### Stated problem
Scan the listing below and copy every line holding "最新房屋租赁合同范本标准".

+-------+

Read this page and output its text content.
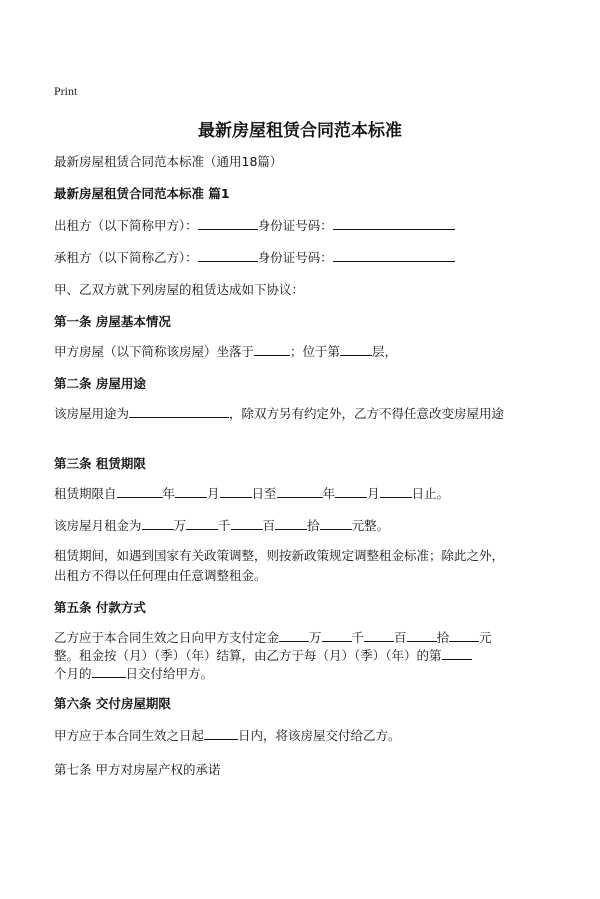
Print
最新房屋租赁合同范本标准
最新房屋租赁合同范本标准（通用18篇）
最新房屋租赁合同范本标准 篇1
出租方（以下简称甲方）：	身份证号码：
承租方（以下简称乙方）：	身份证号码：
甲、乙双方就下列房屋的租赁达成如下协议：
第一条 房屋基本情况
甲方房屋（以下简称该房屋）坐落于	；位于第	层，
第二条 房屋用途
该房屋用途为	，除双方另有约定外，乙方不得任意改变房屋用途
第三条 租赁期限
租赁期限自	年	月	日至	年	月	日止。
该房屋月租金为	万	千	百	拾	元整。
租赁期间，如遇到国家有关政策调整，则按新政策规定调整租金标准；除此之外，
出租方不得以任何理由任意调整租金。
第五条 付款方式
乙方应于本合同生效之日向甲方支付定金 万 千 百 拾 元
整。租金按（月）（季）（年）结算，由乙方于每（月）（季）（年）的第
个月的	日交付给甲方。
第六条 交付房屋期限
甲方应于本合同生效之日起	日内，将该房屋交付给乙方。
第七条 甲方对房屋产权的承诺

+-------+

### Task solution
最新房屋租赁合同范本标准
最新房屋租赁合同范本标准（通用18篇）
最新房屋租赁合同范本标准 篇1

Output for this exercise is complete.